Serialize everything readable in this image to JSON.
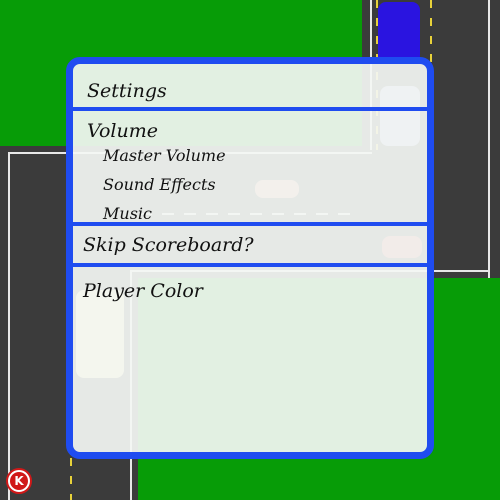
{
  "settings": {
    "title": "Settings",
    "volume": {
      "heading": "Volume",
      "items": [
        "Master Volume",
        "Sound Effects",
        "Music"
      ]
    },
    "skip_scoreboard": "Skip Scoreboard?",
    "player_color": "Player Color"
  },
  "game": {
    "logo_letter": "K",
    "colors": {
      "grass": "#079c07",
      "road": "#3b3b3b",
      "panel_border": "#1f4cf0",
      "player_car": "#2a14e0"
    }
  }
}
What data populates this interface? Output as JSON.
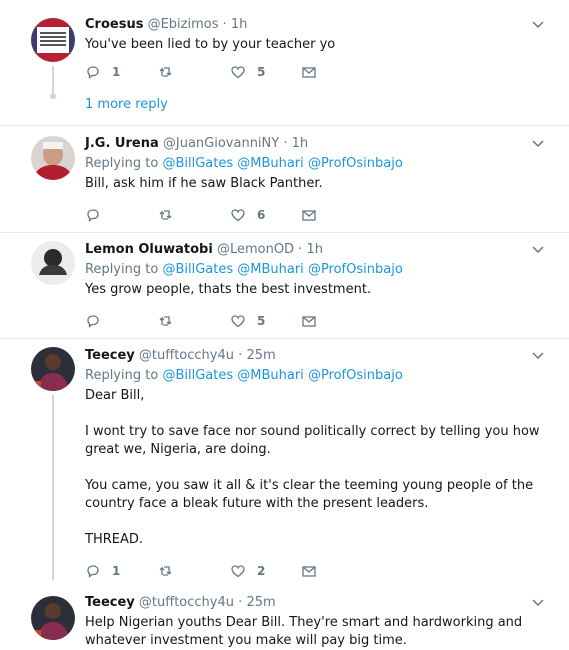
{
  "tweets": [
    {
      "name": "Croesus",
      "handle": "@Ebizimos",
      "time": "1h",
      "reply_to": null,
      "text": "You've been lied to by your teacher yo",
      "replies": "1",
      "retweets": "",
      "likes": "5"
    },
    {
      "name": "J.G. Urena",
      "handle": "@JuanGiovanniNY",
      "time": "1h",
      "reply_prefix": "Replying to",
      "reply_to": [
        "@BillGates",
        "@MBuhari",
        "@ProfOsinbajo"
      ],
      "text": "Bill, ask him if he saw Black Panther.",
      "replies": "",
      "retweets": "",
      "likes": "6"
    },
    {
      "name": "Lemon Oluwatobi",
      "handle": "@LemonOD",
      "time": "1h",
      "reply_prefix": "Replying to",
      "reply_to": [
        "@BillGates",
        "@MBuhari",
        "@ProfOsinbajo"
      ],
      "text": "Yes grow people, thats the best investment.",
      "replies": "",
      "retweets": "",
      "likes": "5"
    },
    {
      "name": "Teecey",
      "handle": "@tufftocchy4u",
      "time": "25m",
      "reply_prefix": "Replying to",
      "reply_to": [
        "@BillGates",
        "@MBuhari",
        "@ProfOsinbajo"
      ],
      "text": "Dear Bill,\n\nI wont try to save face nor sound politically correct by telling you how great we, Nigeria, are doing.\n\nYou came, you saw it all & it's clear the teeming young people of the country face a bleak future with the present leaders.\n\nTHREAD.",
      "replies": "1",
      "retweets": "",
      "likes": "2"
    },
    {
      "name": "Teecey",
      "handle": "@tufftocchy4u",
      "time": "25m",
      "reply_to": null,
      "text": "Help Nigerian youths Dear Bill. They're smart and hardworking and whatever investment you make will pay big time."
    }
  ],
  "more_replies": "1 more reply",
  "dot_separator": "·",
  "colors": {
    "link": "#1b95e0",
    "muted": "#657786",
    "thread": "#ccd6dd",
    "divider": "#e6ecf0"
  }
}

* WHAT TO DO: Leave the pictures out, and print every line of the listing exactly as written.

* THE RESPONSE:
Serialize everything readable in this image to JSON.
{
  "settings": {
    "title": "Settings",
    "volume": {
      "heading": "Volume",
      "items": [
        "Master Volume",
        "Sound Effects",
        "Music"
      ]
    },
    "skip_scoreboard": "Skip Scoreboard?",
    "player_color": "Player Color"
  },
  "game": {
    "logo_letter": "K",
    "colors": {
      "grass": "#079c07",
      "road": "#3b3b3b",
      "panel_border": "#1f4cf0",
      "player_car": "#2a14e0"
    }
  }
}
What data populates this interface? Output as JSON.
{
  "tweets": [
    {
      "name": "Croesus",
      "handle": "@Ebizimos",
      "time": "1h",
      "reply_to": null,
      "text": "You've been lied to by your teacher yo",
      "replies": "1",
      "retweets": "",
      "likes": "5"
    },
    {
      "name": "J.G. Urena",
      "handle": "@JuanGiovanniNY",
      "time": "1h",
      "reply_prefix": "Replying to",
      "reply_to": [
        "@BillGates",
        "@MBuhari",
        "@ProfOsinbajo"
      ],
      "text": "Bill, ask him if he saw Black Panther.",
      "replies": "",
      "retweets": "",
      "likes": "6"
    },
    {
      "name": "Lemon Oluwatobi",
      "handle": "@LemonOD",
      "time": "1h",
      "reply_prefix": "Replying to",
      "reply_to": [
        "@BillGates",
        "@MBuhari",
        "@ProfOsinbajo"
      ],
      "text": "Yes grow people, thats the best investment.",
      "replies": "",
      "retweets": "",
      "likes": "5"
    },
    {
      "name": "Teecey",
      "handle": "@tufftocchy4u",
      "time": "25m",
      "reply_prefix": "Replying to",
      "reply_to": [
        "@BillGates",
        "@MBuhari",
        "@ProfOsinbajo"
      ],
      "text": "Dear Bill,\n\nI wont try to save face nor sound politically correct by telling you how great we, Nigeria, are doing.\n\nYou came, you saw it all & it's clear the teeming young people of the country face a bleak future with the present leaders.\n\nTHREAD.",
      "replies": "1",
      "retweets": "",
      "likes": "2"
    },
    {
      "name": "Teecey",
      "handle": "@tufftocchy4u",
      "time": "25m",
      "reply_to": null,
      "text": "Help Nigerian youths Dear Bill. They're smart and hardworking and whatever investment you make will pay big time."
    }
  ],
  "more_replies": "1 more reply",
  "dot_separator": "·",
  "colors": {
    "link": "#1b95e0",
    "muted": "#657786",
    "thread": "#ccd6dd",
    "divider": "#e6ecf0"
  }
}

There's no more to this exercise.